Stated goal
Below is a listing; reproduce each line of it exactly.

* Start Supplied material *

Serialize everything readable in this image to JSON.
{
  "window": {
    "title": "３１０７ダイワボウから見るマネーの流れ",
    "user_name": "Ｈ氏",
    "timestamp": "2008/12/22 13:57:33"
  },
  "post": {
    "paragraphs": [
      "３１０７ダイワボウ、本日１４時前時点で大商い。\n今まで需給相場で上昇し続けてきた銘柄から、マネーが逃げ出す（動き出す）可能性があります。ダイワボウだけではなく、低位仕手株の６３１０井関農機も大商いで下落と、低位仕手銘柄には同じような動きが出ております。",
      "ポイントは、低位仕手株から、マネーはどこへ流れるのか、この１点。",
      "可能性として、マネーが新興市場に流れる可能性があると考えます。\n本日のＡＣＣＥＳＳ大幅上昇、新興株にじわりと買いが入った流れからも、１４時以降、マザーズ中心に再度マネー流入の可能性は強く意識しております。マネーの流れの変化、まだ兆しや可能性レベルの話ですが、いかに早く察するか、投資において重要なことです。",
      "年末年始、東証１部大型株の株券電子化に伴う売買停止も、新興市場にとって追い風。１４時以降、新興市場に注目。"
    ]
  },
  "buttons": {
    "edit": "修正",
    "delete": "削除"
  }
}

* End Supplied material *

Task response
Serialize everything readable in this image to JSON.
{
  "window": {
    "title": "３１０７ダイワボウから見るマネーの流れ",
    "user_name": "Ｈ氏",
    "timestamp": "2008/12/22 13:57:33"
  },
  "post": {
    "paragraphs": [
      "３１０７ダイワボウ、本日１４時前時点で大商い。\n今まで需給相場で上昇し続けてきた銘柄から、マネーが逃げ出す（動き出す）可能性があります。ダイワボウだけではなく、低位仕手株の６３１０井関農機も大商いで下落と、低位仕手銘柄には同じような動きが出ております。",
      "ポイントは、低位仕手株から、マネーはどこへ流れるのか、この１点。",
      "可能性として、マネーが新興市場に流れる可能性があると考えます。\n本日のＡＣＣＥＳＳ大幅上昇、新興株にじわりと買いが入った流れからも、１４時以降、マザーズ中心に再度マネー流入の可能性は強く意識しております。マネーの流れの変化、まだ兆しや可能性レベルの話ですが、いかに早く察するか、投資において重要なことです。",
      "年末年始、東証１部大型株の株券電子化に伴う売買停止も、新興市場にとって追い風。１４時以降、新興市場に注目。"
    ]
  },
  "buttons": {
    "edit": "修正",
    "delete": "削除"
  }
}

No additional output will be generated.